[Dataset entries]
## BEGIN
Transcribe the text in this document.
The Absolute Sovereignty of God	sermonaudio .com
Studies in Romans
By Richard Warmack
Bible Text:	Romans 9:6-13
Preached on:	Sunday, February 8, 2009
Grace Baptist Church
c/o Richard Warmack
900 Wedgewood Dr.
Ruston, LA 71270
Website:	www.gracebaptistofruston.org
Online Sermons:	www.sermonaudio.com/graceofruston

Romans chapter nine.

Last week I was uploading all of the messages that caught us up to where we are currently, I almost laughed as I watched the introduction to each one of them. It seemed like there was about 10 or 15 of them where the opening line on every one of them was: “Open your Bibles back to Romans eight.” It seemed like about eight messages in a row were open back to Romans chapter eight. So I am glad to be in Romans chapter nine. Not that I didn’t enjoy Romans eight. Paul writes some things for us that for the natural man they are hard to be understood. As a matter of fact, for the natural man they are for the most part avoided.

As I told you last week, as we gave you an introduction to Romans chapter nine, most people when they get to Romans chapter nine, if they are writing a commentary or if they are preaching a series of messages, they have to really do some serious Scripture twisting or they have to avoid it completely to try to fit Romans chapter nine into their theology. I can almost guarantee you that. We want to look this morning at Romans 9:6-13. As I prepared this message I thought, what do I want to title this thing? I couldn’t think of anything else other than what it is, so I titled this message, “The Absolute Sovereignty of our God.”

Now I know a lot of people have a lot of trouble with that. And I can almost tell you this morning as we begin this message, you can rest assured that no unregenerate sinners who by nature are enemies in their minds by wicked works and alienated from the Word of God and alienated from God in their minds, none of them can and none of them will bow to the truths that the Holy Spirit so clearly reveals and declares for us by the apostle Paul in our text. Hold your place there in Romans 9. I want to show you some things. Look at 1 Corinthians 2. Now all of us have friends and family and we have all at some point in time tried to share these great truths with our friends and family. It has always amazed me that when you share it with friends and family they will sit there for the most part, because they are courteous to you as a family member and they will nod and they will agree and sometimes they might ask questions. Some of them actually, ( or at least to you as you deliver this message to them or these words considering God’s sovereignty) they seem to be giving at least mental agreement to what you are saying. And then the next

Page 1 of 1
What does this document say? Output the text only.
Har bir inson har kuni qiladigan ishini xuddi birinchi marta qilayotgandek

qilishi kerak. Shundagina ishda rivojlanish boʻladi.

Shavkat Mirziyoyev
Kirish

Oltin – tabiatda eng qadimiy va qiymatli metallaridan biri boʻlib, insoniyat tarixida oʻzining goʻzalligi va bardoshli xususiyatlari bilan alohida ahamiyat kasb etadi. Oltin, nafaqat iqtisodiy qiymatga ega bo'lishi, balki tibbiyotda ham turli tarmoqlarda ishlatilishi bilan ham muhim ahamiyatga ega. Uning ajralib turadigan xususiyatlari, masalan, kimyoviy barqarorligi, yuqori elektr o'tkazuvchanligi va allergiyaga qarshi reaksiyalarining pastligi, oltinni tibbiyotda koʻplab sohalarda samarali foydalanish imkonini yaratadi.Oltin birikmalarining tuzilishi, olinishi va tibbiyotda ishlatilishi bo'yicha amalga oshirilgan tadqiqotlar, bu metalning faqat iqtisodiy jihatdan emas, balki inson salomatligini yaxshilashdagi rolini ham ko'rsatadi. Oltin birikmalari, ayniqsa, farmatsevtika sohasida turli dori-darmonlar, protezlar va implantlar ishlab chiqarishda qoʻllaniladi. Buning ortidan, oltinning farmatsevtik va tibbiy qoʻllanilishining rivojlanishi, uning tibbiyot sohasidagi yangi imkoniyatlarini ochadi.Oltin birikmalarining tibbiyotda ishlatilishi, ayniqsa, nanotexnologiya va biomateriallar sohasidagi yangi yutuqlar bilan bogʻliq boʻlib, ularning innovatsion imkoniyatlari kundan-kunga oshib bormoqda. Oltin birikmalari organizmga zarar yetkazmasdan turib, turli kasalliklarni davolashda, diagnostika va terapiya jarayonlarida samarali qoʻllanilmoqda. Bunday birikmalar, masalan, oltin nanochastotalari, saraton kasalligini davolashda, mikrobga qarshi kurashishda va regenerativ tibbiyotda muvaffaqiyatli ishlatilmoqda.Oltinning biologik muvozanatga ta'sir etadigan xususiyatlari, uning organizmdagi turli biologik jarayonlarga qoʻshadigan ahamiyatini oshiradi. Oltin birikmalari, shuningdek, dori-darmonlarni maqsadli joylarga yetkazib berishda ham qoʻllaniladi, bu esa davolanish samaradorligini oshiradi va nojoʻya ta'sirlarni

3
## END
Write out once more the lines above beginning at the line with "What does this"; continue through the final line and stop there.

▸ ANSWER BELOW:
What does this document say? Output the text only.
Har bir inson har kuni qiladigan ishini xuddi birinchi marta qilayotgandek

qilishi kerak. Shundagina ishda rivojlanish boʻladi.

Shavkat Mirziyoyev
Kirish

Oltin – tabiatda eng qadimiy va qiymatli metallaridan biri boʻlib, insoniyat tarixida oʻzining goʻzalligi va bardoshli xususiyatlari bilan alohida ahamiyat kasb etadi. Oltin, nafaqat iqtisodiy qiymatga ega bo'lishi, balki tibbiyotda ham turli tarmoqlarda ishlatilishi bilan ham muhim ahamiyatga ega. Uning ajralib turadigan xususiyatlari, masalan, kimyoviy barqarorligi, yuqori elektr o'tkazuvchanligi va allergiyaga qarshi reaksiyalarining pastligi, oltinni tibbiyotda koʻplab sohalarda samarali foydalanish imkonini yaratadi.Oltin birikmalarining tuzilishi, olinishi va tibbiyotda ishlatilishi bo'yicha amalga oshirilgan tadqiqotlar, bu metalning faqat iqtisodiy jihatdan emas, balki inson salomatligini yaxshilashdagi rolini ham ko'rsatadi. Oltin birikmalari, ayniqsa, farmatsevtika sohasida turli dori-darmonlar, protezlar va implantlar ishlab chiqarishda qoʻllaniladi. Buning ortidan, oltinning farmatsevtik va tibbiy qoʻllanilishining rivojlanishi, uning tibbiyot sohasidagi yangi imkoniyatlarini ochadi.Oltin birikmalarining tibbiyotda ishlatilishi, ayniqsa, nanotexnologiya va biomateriallar sohasidagi yangi yutuqlar bilan bogʻliq boʻlib, ularning innovatsion imkoniyatlari kundan-kunga oshib bormoqda. Oltin birikmalari organizmga zarar yetkazmasdan turib, turli kasalliklarni davolashda, diagnostika va terapiya jarayonlarida samarali qoʻllanilmoqda. Bunday birikmalar, masalan, oltin nanochastotalari, saraton kasalligini davolashda, mikrobga qarshi kurashishda va regenerativ tibbiyotda muvaffaqiyatli ishlatilmoqda.Oltinning biologik muvozanatga ta'sir etadigan xususiyatlari, uning organizmdagi turli biologik jarayonlarga qoʻshadigan ahamiyatini oshiradi. Oltin birikmalari, shuningdek, dori-darmonlarni maqsadli joylarga yetkazib berishda ham qoʻllaniladi, bu esa davolanish samaradorligini oshiradi va nojoʻya ta'sirlarni

3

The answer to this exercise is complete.